> [JOB]:
Copy every line of the material below word for word.

> [TASK INPUT]:
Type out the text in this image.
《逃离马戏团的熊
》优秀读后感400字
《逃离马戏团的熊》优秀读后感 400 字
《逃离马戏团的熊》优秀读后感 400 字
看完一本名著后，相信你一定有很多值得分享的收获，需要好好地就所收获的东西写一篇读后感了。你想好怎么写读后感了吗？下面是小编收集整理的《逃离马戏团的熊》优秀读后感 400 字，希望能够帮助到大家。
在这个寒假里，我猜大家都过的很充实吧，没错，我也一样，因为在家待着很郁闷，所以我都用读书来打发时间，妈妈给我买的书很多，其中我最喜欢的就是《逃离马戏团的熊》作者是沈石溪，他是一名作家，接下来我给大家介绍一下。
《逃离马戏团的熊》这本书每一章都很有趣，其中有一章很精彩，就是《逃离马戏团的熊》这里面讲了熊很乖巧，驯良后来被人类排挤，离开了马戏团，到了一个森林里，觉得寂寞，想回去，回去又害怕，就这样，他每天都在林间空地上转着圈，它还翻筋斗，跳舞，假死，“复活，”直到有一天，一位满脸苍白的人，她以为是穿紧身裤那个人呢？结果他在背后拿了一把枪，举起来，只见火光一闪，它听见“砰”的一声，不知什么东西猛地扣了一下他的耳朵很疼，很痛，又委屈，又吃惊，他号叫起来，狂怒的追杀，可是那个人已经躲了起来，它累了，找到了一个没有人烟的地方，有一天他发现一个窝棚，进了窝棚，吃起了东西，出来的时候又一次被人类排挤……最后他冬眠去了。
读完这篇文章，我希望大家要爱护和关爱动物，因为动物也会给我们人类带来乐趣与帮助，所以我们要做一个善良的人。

> [ANSWER TO THE TASK]:
Type out the text in this image.
《逃离马戏团的熊
》优秀读后感400字
《逃离马戏团的熊》优秀读后感 400 字
《逃离马戏团的熊》优秀读后感 400 字
看完一本名著后，相信你一定有很多值得分享的收获，需要好好地就所收获的东西写一篇读后感了。你想好怎么写读后感了吗？下面是小编收集整理的《逃离马戏团的熊》优秀读后感 400 字，希望能够帮助到大家。
在这个寒假里，我猜大家都过的很充实吧，没错，我也一样，因为在家待着很郁闷，所以我都用读书来打发时间，妈妈给我买的书很多，其中我最喜欢的就是《逃离马戏团的熊》作者是沈石溪，他是一名作家，接下来我给大家介绍一下。
《逃离马戏团的熊》这本书每一章都很有趣，其中有一章很精彩，就是《逃离马戏团的熊》这里面讲了熊很乖巧，驯良后来被人类排挤，离开了马戏团，到了一个森林里，觉得寂寞，想回去，回去又害怕，就这样，他每天都在林间空地上转着圈，它还翻筋斗，跳舞，假死，“复活，”直到有一天，一位满脸苍白的人，她以为是穿紧身裤那个人呢？结果他在背后拿了一把枪，举起来，只见火光一闪，它听见“砰”的一声，不知什么东西猛地扣了一下他的耳朵很疼，很痛，又委屈，又吃惊，他号叫起来，狂怒的追杀，可是那个人已经躲了起来，它累了，找到了一个没有人烟的地方，有一天他发现一个窝棚，进了窝棚，吃起了东西，出来的时候又一次被人类排挤……最后他冬眠去了。
读完这篇文章，我希望大家要爱护和关爱动物，因为动物也会给我们人类带来乐趣与帮助，所以我们要做一个善良的人。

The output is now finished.